What is needed.
Copy each line of the data below exactly, leaving out pictures.

--

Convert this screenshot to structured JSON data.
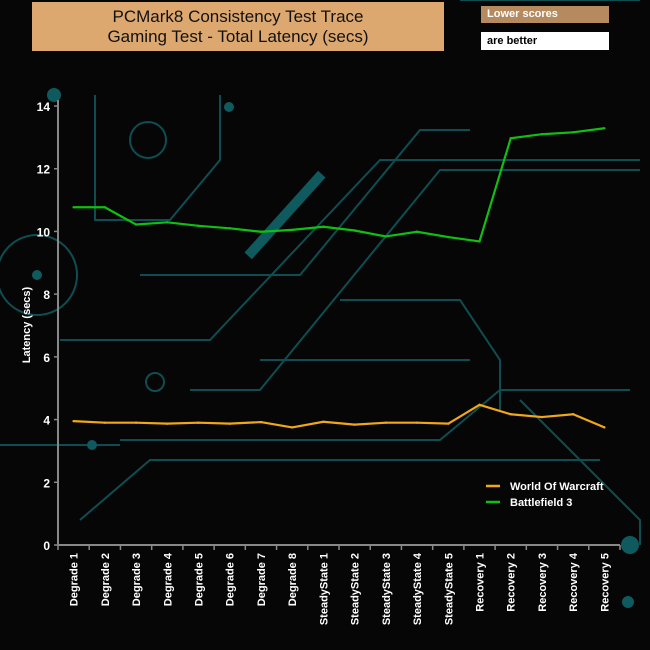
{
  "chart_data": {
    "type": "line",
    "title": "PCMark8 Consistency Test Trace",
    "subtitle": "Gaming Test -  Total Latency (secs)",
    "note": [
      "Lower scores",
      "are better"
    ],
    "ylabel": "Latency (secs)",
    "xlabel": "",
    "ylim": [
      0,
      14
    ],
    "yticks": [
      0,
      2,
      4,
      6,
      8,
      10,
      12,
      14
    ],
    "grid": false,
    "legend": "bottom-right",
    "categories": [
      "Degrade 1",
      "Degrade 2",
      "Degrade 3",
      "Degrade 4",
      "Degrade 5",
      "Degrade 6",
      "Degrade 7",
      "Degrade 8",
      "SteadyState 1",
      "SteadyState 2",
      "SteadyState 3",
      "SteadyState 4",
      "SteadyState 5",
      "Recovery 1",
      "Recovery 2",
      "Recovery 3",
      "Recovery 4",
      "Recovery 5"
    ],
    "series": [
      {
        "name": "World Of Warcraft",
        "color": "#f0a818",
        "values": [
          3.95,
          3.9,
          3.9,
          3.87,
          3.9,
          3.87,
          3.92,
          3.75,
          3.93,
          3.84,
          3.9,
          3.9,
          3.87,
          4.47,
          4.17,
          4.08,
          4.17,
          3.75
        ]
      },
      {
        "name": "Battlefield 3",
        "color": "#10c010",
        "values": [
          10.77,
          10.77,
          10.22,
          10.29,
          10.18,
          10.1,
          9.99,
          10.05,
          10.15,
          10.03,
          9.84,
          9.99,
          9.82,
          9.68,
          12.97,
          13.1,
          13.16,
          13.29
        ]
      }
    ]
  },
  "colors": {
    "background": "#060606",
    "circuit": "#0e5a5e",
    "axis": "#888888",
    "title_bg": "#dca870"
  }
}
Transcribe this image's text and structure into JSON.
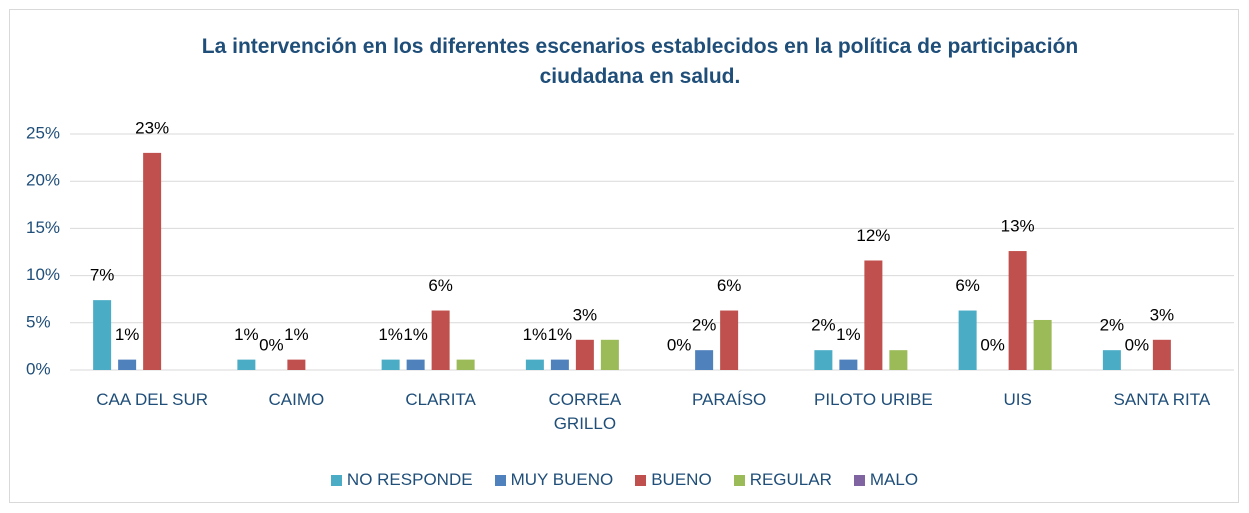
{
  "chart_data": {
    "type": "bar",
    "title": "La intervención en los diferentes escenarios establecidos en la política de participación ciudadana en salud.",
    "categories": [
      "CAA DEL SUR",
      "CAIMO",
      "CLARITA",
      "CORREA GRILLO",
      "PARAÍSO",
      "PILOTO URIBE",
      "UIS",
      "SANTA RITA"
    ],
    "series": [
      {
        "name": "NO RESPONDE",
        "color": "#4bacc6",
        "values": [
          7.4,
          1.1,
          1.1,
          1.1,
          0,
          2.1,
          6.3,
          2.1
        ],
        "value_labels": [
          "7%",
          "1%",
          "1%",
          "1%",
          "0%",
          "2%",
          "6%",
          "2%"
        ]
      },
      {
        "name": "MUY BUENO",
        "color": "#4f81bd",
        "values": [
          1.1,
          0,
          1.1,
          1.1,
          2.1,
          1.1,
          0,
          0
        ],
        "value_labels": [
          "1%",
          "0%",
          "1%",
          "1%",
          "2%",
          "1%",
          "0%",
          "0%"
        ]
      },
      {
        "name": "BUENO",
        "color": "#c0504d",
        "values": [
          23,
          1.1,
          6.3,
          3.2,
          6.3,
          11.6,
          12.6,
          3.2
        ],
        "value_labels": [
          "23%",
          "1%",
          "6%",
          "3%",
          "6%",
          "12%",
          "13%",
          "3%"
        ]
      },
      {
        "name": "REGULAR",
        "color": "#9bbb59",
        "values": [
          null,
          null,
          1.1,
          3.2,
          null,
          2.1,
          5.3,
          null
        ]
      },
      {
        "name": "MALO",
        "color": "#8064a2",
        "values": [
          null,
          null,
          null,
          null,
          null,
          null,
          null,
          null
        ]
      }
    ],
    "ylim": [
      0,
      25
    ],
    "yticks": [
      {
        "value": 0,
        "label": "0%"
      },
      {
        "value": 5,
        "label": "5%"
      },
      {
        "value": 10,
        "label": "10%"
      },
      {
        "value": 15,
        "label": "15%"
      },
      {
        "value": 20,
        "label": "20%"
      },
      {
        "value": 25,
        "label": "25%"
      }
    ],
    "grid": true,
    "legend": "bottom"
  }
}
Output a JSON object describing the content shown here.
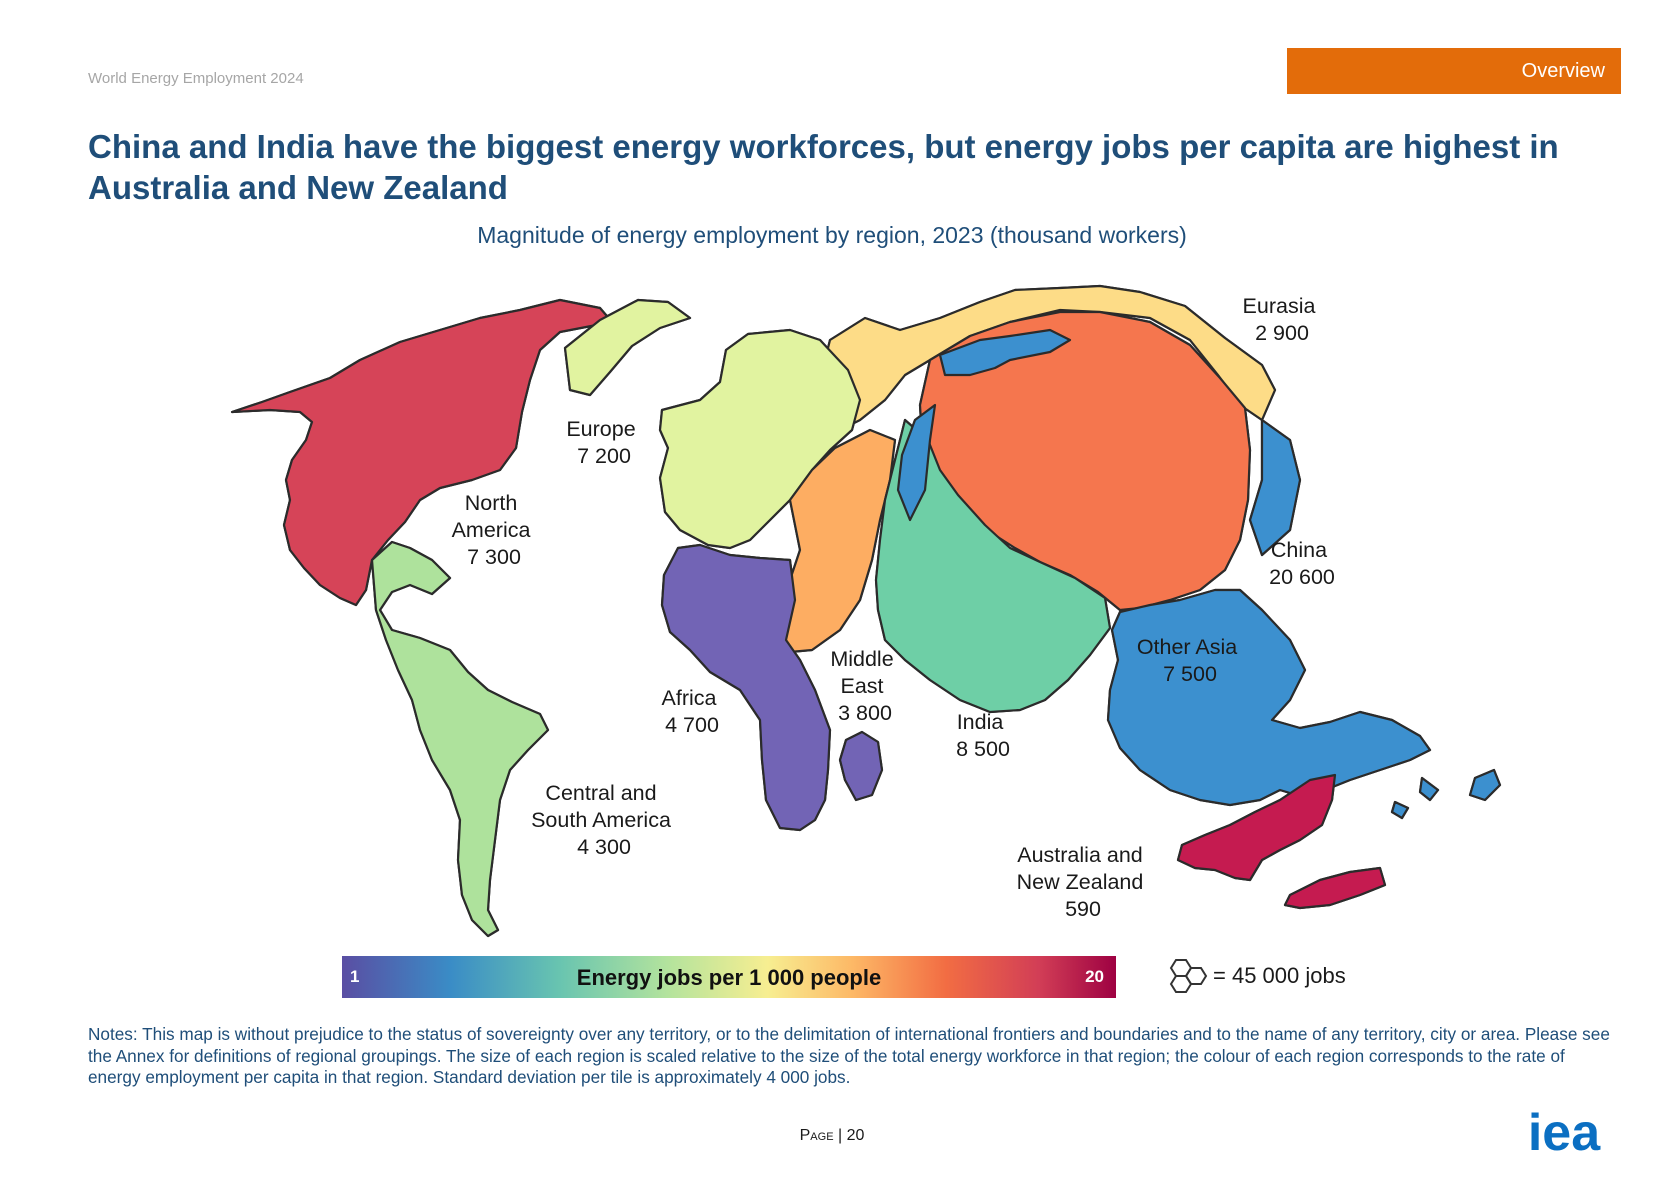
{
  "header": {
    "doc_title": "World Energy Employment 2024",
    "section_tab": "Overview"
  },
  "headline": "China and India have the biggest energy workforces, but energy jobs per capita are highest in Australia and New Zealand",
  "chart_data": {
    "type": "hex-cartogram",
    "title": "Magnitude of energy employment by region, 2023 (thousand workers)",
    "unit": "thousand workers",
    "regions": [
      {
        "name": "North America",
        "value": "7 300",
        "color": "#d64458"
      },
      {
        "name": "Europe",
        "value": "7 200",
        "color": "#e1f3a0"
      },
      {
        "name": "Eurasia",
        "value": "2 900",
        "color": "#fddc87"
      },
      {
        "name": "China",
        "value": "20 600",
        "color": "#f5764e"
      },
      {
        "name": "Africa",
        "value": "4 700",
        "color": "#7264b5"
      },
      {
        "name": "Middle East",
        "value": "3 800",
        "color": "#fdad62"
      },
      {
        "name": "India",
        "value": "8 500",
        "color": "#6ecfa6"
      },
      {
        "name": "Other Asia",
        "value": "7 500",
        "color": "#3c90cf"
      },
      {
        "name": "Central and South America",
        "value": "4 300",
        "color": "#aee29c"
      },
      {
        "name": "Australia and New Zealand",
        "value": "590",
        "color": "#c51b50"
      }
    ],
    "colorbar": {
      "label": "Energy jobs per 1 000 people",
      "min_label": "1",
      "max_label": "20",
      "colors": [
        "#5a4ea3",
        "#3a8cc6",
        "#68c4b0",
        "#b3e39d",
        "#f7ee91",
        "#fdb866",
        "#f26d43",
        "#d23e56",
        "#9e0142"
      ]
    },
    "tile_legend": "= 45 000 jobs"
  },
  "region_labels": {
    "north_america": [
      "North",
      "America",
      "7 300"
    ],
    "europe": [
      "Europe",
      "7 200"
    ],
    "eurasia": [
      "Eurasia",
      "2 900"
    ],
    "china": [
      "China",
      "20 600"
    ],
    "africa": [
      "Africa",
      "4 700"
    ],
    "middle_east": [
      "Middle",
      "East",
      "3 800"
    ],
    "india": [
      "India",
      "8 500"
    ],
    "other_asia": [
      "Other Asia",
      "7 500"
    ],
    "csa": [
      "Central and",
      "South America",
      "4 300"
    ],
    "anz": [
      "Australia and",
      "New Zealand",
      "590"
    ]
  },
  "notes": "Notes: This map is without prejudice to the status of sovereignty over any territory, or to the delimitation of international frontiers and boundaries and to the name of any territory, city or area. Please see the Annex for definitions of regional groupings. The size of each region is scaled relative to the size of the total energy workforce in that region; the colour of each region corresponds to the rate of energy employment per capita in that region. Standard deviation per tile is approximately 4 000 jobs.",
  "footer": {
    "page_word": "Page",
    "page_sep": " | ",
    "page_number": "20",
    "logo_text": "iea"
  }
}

--

Response below.
Convert this screenshot to structured JSON data.
{
  "chart_data": {
    "type": "line",
    "title": "PCMark8 Consistency Test Trace",
    "subtitle": "Gaming Test -  Total Latency (secs)",
    "note": [
      "Lower scores",
      "are better"
    ],
    "ylabel": "Latency (secs)",
    "xlabel": "",
    "ylim": [
      0,
      14
    ],
    "yticks": [
      0,
      2,
      4,
      6,
      8,
      10,
      12,
      14
    ],
    "grid": false,
    "legend": "bottom-right",
    "categories": [
      "Degrade 1",
      "Degrade 2",
      "Degrade 3",
      "Degrade 4",
      "Degrade 5",
      "Degrade 6",
      "Degrade 7",
      "Degrade 8",
      "SteadyState 1",
      "SteadyState 2",
      "SteadyState 3",
      "SteadyState 4",
      "SteadyState 5",
      "Recovery 1",
      "Recovery 2",
      "Recovery 3",
      "Recovery 4",
      "Recovery 5"
    ],
    "series": [
      {
        "name": "World Of Warcraft",
        "color": "#f0a818",
        "values": [
          3.95,
          3.9,
          3.9,
          3.87,
          3.9,
          3.87,
          3.92,
          3.75,
          3.93,
          3.84,
          3.9,
          3.9,
          3.87,
          4.47,
          4.17,
          4.08,
          4.17,
          3.75
        ]
      },
      {
        "name": "Battlefield 3",
        "color": "#10c010",
        "values": [
          10.77,
          10.77,
          10.22,
          10.29,
          10.18,
          10.1,
          9.99,
          10.05,
          10.15,
          10.03,
          9.84,
          9.99,
          9.82,
          9.68,
          12.97,
          13.1,
          13.16,
          13.29
        ]
      }
    ]
  },
  "colors": {
    "background": "#060606",
    "circuit": "#0e5a5e",
    "axis": "#888888",
    "title_bg": "#dca870"
  }
}
Transcribe this image's text and structure into JSON.
{
  "chart_data": {
    "type": "bar",
    "title": "La intervención en los diferentes escenarios establecidos en la política de participación ciudadana en salud.",
    "categories": [
      "CAA DEL SUR",
      "CAIMO",
      "CLARITA",
      "CORREA GRILLO",
      "PARAÍSO",
      "PILOTO URIBE",
      "UIS",
      "SANTA RITA"
    ],
    "series": [
      {
        "name": "NO RESPONDE",
        "color": "#4bacc6",
        "values": [
          7.4,
          1.1,
          1.1,
          1.1,
          0,
          2.1,
          6.3,
          2.1
        ],
        "value_labels": [
          "7%",
          "1%",
          "1%",
          "1%",
          "0%",
          "2%",
          "6%",
          "2%"
        ]
      },
      {
        "name": "MUY BUENO",
        "color": "#4f81bd",
        "values": [
          1.1,
          0,
          1.1,
          1.1,
          2.1,
          1.1,
          0,
          0
        ],
        "value_labels": [
          "1%",
          "0%",
          "1%",
          "1%",
          "2%",
          "1%",
          "0%",
          "0%"
        ]
      },
      {
        "name": "BUENO",
        "color": "#c0504d",
        "values": [
          23,
          1.1,
          6.3,
          3.2,
          6.3,
          11.6,
          12.6,
          3.2
        ],
        "value_labels": [
          "23%",
          "1%",
          "6%",
          "3%",
          "6%",
          "12%",
          "13%",
          "3%"
        ]
      },
      {
        "name": "REGULAR",
        "color": "#9bbb59",
        "values": [
          null,
          null,
          1.1,
          3.2,
          null,
          2.1,
          5.3,
          null
        ]
      },
      {
        "name": "MALO",
        "color": "#8064a2",
        "values": [
          null,
          null,
          null,
          null,
          null,
          null,
          null,
          null
        ]
      }
    ],
    "ylim": [
      0,
      25
    ],
    "yticks": [
      {
        "value": 0,
        "label": "0%"
      },
      {
        "value": 5,
        "label": "5%"
      },
      {
        "value": 10,
        "label": "10%"
      },
      {
        "value": 15,
        "label": "15%"
      },
      {
        "value": 20,
        "label": "20%"
      },
      {
        "value": 25,
        "label": "25%"
      }
    ],
    "grid": true,
    "legend": "bottom"
  }
}
Output a JSON object describing the content shown here.
{
  "header": {
    "doc_title": "World Energy Employment 2024",
    "section_tab": "Overview"
  },
  "headline": "China and India have the biggest energy workforces, but energy jobs per capita are highest in Australia and New Zealand",
  "chart_data": {
    "type": "hex-cartogram",
    "title": "Magnitude of energy employment by region, 2023 (thousand workers)",
    "unit": "thousand workers",
    "regions": [
      {
        "name": "North America",
        "value": "7 300",
        "color": "#d64458"
      },
      {
        "name": "Europe",
        "value": "7 200",
        "color": "#e1f3a0"
      },
      {
        "name": "Eurasia",
        "value": "2 900",
        "color": "#fddc87"
      },
      {
        "name": "China",
        "value": "20 600",
        "color": "#f5764e"
      },
      {
        "name": "Africa",
        "value": "4 700",
        "color": "#7264b5"
      },
      {
        "name": "Middle East",
        "value": "3 800",
        "color": "#fdad62"
      },
      {
        "name": "India",
        "value": "8 500",
        "color": "#6ecfa6"
      },
      {
        "name": "Other Asia",
        "value": "7 500",
        "color": "#3c90cf"
      },
      {
        "name": "Central and South America",
        "value": "4 300",
        "color": "#aee29c"
      },
      {
        "name": "Australia and New Zealand",
        "value": "590",
        "color": "#c51b50"
      }
    ],
    "colorbar": {
      "label": "Energy jobs per 1 000 people",
      "min_label": "1",
      "max_label": "20",
      "colors": [
        "#5a4ea3",
        "#3a8cc6",
        "#68c4b0",
        "#b3e39d",
        "#f7ee91",
        "#fdb866",
        "#f26d43",
        "#d23e56",
        "#9e0142"
      ]
    },
    "tile_legend": "= 45 000 jobs"
  },
  "region_labels": {
    "north_america": [
      "North",
      "America",
      "7 300"
    ],
    "europe": [
      "Europe",
      "7 200"
    ],
    "eurasia": [
      "Eurasia",
      "2 900"
    ],
    "china": [
      "China",
      "20 600"
    ],
    "africa": [
      "Africa",
      "4 700"
    ],
    "middle_east": [
      "Middle",
      "East",
      "3 800"
    ],
    "india": [
      "India",
      "8 500"
    ],
    "other_asia": [
      "Other Asia",
      "7 500"
    ],
    "csa": [
      "Central and",
      "South America",
      "4 300"
    ],
    "anz": [
      "Australia and",
      "New Zealand",
      "590"
    ]
  },
  "notes": "Notes: This map is without prejudice to the status of sovereignty over any territory, or to the delimitation of international frontiers and boundaries and to the name of any territory, city or area. Please see the Annex for definitions of regional groupings. The size of each region is scaled relative to the size of the total energy workforce in that region; the colour of each region corresponds to the rate of energy employment per capita in that region. Standard deviation per tile is approximately 4 000 jobs.",
  "footer": {
    "page_word": "Page",
    "page_sep": " | ",
    "page_number": "20",
    "logo_text": "iea"
  }
}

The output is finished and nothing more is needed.